[begin SOURCE RECORDS]

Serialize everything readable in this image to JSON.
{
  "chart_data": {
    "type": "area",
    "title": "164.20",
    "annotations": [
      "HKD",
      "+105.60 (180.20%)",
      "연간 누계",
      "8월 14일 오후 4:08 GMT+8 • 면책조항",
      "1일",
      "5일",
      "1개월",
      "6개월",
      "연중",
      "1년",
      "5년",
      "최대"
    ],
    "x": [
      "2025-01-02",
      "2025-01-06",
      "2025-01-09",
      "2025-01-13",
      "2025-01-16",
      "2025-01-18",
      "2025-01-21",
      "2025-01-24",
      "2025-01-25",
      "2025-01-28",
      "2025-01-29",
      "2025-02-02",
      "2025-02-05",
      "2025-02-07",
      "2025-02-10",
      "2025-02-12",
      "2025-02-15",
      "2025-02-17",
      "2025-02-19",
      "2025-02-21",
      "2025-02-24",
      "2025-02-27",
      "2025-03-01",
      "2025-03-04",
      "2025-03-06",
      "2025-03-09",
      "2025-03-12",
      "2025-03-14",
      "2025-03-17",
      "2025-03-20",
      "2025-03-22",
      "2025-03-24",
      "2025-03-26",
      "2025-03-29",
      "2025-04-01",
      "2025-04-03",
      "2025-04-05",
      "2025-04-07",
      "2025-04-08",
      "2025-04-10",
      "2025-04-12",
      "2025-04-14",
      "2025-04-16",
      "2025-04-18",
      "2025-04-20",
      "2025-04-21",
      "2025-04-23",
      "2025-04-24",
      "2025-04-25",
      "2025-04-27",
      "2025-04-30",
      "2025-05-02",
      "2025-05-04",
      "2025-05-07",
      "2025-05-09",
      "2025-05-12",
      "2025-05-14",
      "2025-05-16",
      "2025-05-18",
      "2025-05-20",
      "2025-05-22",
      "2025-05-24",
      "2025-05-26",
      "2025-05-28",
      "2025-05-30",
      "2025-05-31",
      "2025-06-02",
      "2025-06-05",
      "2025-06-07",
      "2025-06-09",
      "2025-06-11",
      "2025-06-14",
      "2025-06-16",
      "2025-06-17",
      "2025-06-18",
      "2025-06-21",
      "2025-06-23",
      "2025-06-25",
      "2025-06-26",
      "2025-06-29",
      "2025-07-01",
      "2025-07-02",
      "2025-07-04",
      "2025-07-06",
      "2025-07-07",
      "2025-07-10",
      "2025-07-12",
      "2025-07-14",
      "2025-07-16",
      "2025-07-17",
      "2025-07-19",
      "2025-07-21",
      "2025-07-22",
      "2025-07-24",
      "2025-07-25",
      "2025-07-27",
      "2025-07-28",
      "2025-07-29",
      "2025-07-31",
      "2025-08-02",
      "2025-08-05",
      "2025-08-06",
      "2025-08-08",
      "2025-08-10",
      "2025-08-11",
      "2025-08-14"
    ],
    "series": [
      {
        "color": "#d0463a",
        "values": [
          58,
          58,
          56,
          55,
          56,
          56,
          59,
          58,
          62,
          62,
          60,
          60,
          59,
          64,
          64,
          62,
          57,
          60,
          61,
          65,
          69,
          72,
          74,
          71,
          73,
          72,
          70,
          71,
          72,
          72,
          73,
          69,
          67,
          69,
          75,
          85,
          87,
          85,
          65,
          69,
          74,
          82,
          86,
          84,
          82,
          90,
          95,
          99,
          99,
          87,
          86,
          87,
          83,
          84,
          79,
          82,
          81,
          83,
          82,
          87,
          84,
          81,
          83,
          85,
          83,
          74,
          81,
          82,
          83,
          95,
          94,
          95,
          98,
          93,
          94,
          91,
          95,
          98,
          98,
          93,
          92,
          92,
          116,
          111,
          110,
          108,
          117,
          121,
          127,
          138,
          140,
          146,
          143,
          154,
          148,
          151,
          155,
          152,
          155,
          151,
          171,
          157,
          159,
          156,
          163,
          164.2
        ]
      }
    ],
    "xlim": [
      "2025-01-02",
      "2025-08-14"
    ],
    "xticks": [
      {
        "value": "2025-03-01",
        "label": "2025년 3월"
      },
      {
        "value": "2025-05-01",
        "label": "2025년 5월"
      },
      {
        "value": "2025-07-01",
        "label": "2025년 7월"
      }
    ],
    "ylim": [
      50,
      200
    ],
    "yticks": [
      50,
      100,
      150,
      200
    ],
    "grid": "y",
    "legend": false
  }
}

[end SOURCE RECORDS]

* **GOAL**: Output the records exactly, including every line.

* **THE REPLY**:
Serialize everything readable in this image to JSON.
{
  "chart_data": {
    "type": "area",
    "title": "164.20",
    "annotations": [
      "HKD",
      "+105.60 (180.20%)",
      "연간 누계",
      "8월 14일 오후 4:08 GMT+8 • 면책조항",
      "1일",
      "5일",
      "1개월",
      "6개월",
      "연중",
      "1년",
      "5년",
      "최대"
    ],
    "x": [
      "2025-01-02",
      "2025-01-06",
      "2025-01-09",
      "2025-01-13",
      "2025-01-16",
      "2025-01-18",
      "2025-01-21",
      "2025-01-24",
      "2025-01-25",
      "2025-01-28",
      "2025-01-29",
      "2025-02-02",
      "2025-02-05",
      "2025-02-07",
      "2025-02-10",
      "2025-02-12",
      "2025-02-15",
      "2025-02-17",
      "2025-02-19",
      "2025-02-21",
      "2025-02-24",
      "2025-02-27",
      "2025-03-01",
      "2025-03-04",
      "2025-03-06",
      "2025-03-09",
      "2025-03-12",
      "2025-03-14",
      "2025-03-17",
      "2025-03-20",
      "2025-03-22",
      "2025-03-24",
      "2025-03-26",
      "2025-03-29",
      "2025-04-01",
      "2025-04-03",
      "2025-04-05",
      "2025-04-07",
      "2025-04-08",
      "2025-04-10",
      "2025-04-12",
      "2025-04-14",
      "2025-04-16",
      "2025-04-18",
      "2025-04-20",
      "2025-04-21",
      "2025-04-23",
      "2025-04-24",
      "2025-04-25",
      "2025-04-27",
      "2025-04-30",
      "2025-05-02",
      "2025-05-04",
      "2025-05-07",
      "2025-05-09",
      "2025-05-12",
      "2025-05-14",
      "2025-05-16",
      "2025-05-18",
      "2025-05-20",
      "2025-05-22",
      "2025-05-24",
      "2025-05-26",
      "2025-05-28",
      "2025-05-30",
      "2025-05-31",
      "2025-06-02",
      "2025-06-05",
      "2025-06-07",
      "2025-06-09",
      "2025-06-11",
      "2025-06-14",
      "2025-06-16",
      "2025-06-17",
      "2025-06-18",
      "2025-06-21",
      "2025-06-23",
      "2025-06-25",
      "2025-06-26",
      "2025-06-29",
      "2025-07-01",
      "2025-07-02",
      "2025-07-04",
      "2025-07-06",
      "2025-07-07",
      "2025-07-10",
      "2025-07-12",
      "2025-07-14",
      "2025-07-16",
      "2025-07-17",
      "2025-07-19",
      "2025-07-21",
      "2025-07-22",
      "2025-07-24",
      "2025-07-25",
      "2025-07-27",
      "2025-07-28",
      "2025-07-29",
      "2025-07-31",
      "2025-08-02",
      "2025-08-05",
      "2025-08-06",
      "2025-08-08",
      "2025-08-10",
      "2025-08-11",
      "2025-08-14"
    ],
    "series": [
      {
        "color": "#d0463a",
        "values": [
          58,
          58,
          56,
          55,
          56,
          56,
          59,
          58,
          62,
          62,
          60,
          60,
          59,
          64,
          64,
          62,
          57,
          60,
          61,
          65,
          69,
          72,
          74,
          71,
          73,
          72,
          70,
          71,
          72,
          72,
          73,
          69,
          67,
          69,
          75,
          85,
          87,
          85,
          65,
          69,
          74,
          82,
          86,
          84,
          82,
          90,
          95,
          99,
          99,
          87,
          86,
          87,
          83,
          84,
          79,
          82,
          81,
          83,
          82,
          87,
          84,
          81,
          83,
          85,
          83,
          74,
          81,
          82,
          83,
          95,
          94,
          95,
          98,
          93,
          94,
          91,
          95,
          98,
          98,
          93,
          92,
          92,
          116,
          111,
          110,
          108,
          117,
          121,
          127,
          138,
          140,
          146,
          143,
          154,
          148,
          151,
          155,
          152,
          155,
          151,
          171,
          157,
          159,
          156,
          163,
          164.2
        ]
      }
    ],
    "xlim": [
      "2025-01-02",
      "2025-08-14"
    ],
    "xticks": [
      {
        "value": "2025-03-01",
        "label": "2025년 3월"
      },
      {
        "value": "2025-05-01",
        "label": "2025년 5월"
      },
      {
        "value": "2025-07-01",
        "label": "2025년 7월"
      }
    ],
    "ylim": [
      50,
      200
    ],
    "yticks": [
      50,
      100,
      150,
      200
    ],
    "grid": "y",
    "legend": false
  }
}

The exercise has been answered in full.